>> start RECORDS PROVIDED
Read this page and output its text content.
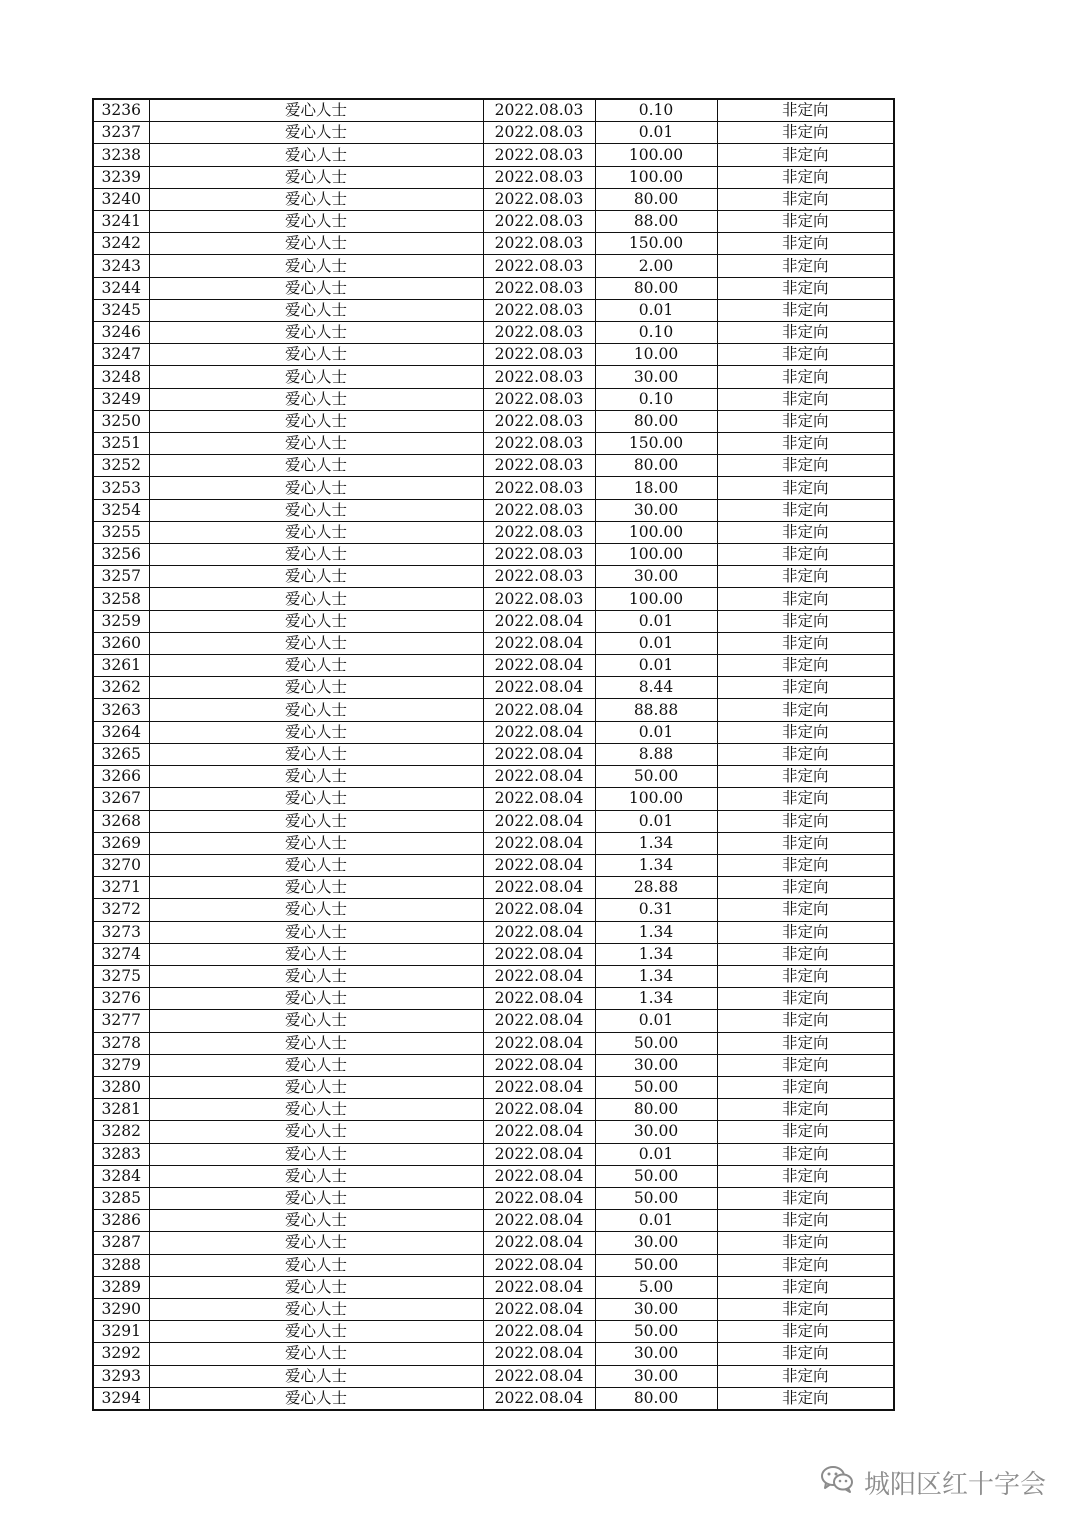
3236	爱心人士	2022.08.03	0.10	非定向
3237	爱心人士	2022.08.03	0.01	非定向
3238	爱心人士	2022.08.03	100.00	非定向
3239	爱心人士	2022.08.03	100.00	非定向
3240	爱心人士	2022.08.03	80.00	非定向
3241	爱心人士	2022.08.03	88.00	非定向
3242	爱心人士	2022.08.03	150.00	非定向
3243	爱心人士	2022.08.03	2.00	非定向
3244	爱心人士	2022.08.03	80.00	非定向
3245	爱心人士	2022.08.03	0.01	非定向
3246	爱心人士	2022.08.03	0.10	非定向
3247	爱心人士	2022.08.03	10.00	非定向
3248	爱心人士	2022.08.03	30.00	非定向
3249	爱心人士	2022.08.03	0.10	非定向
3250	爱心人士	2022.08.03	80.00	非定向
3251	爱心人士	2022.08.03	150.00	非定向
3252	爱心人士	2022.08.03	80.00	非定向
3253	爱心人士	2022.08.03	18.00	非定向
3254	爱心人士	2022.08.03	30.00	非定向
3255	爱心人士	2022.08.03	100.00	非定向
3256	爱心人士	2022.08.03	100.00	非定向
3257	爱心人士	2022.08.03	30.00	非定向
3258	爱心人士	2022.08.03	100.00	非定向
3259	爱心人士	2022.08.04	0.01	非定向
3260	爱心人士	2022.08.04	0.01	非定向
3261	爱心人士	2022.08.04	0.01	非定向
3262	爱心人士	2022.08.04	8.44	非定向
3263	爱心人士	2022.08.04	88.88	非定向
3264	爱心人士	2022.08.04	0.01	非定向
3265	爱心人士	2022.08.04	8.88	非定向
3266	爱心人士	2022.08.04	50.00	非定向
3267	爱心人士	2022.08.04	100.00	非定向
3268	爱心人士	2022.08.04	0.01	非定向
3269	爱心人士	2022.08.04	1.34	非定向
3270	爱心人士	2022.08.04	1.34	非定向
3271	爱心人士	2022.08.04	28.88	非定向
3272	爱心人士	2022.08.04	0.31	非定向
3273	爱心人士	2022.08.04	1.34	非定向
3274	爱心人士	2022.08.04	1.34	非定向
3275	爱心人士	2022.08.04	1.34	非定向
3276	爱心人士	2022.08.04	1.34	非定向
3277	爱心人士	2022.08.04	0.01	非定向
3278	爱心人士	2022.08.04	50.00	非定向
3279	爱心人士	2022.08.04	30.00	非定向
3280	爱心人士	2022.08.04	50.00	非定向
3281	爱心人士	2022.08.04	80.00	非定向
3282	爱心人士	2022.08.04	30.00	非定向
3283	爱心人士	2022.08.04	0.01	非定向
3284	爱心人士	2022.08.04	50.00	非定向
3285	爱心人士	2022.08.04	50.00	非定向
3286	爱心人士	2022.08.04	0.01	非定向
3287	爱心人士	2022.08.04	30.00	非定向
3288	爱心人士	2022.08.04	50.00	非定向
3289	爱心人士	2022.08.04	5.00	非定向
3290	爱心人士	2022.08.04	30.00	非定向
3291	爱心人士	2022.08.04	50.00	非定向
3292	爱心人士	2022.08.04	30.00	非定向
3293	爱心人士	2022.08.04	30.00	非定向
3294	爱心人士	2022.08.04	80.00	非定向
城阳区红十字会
>> end RECORDS PROVIDED
>> start RECORDS PROVIDED
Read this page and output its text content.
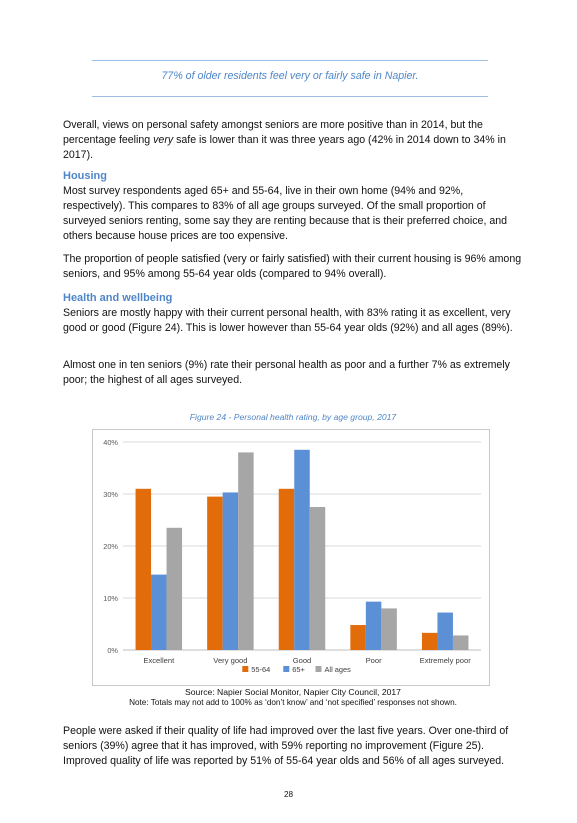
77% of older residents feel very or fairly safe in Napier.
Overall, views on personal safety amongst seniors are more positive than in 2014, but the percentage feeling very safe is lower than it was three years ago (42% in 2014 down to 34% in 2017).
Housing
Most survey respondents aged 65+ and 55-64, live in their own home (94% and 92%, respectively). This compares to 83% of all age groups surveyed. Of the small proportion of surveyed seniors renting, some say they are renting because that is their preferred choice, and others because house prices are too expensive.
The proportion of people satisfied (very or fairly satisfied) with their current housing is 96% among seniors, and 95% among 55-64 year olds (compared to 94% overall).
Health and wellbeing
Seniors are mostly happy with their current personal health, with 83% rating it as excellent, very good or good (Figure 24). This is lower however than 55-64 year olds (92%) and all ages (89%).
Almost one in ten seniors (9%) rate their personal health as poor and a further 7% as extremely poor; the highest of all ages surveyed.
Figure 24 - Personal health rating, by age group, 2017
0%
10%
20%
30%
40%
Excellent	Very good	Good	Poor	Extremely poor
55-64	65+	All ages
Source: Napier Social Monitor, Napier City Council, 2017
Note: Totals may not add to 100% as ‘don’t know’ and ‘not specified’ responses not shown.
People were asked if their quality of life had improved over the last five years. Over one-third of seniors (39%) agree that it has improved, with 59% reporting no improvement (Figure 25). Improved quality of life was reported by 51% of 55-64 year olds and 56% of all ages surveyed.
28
>> end RECORDS PROVIDED
WHAT YOU WILL DO:
Say how many lines of the material contain the word "rating", with no other text.

EXERCISE RESULT:
2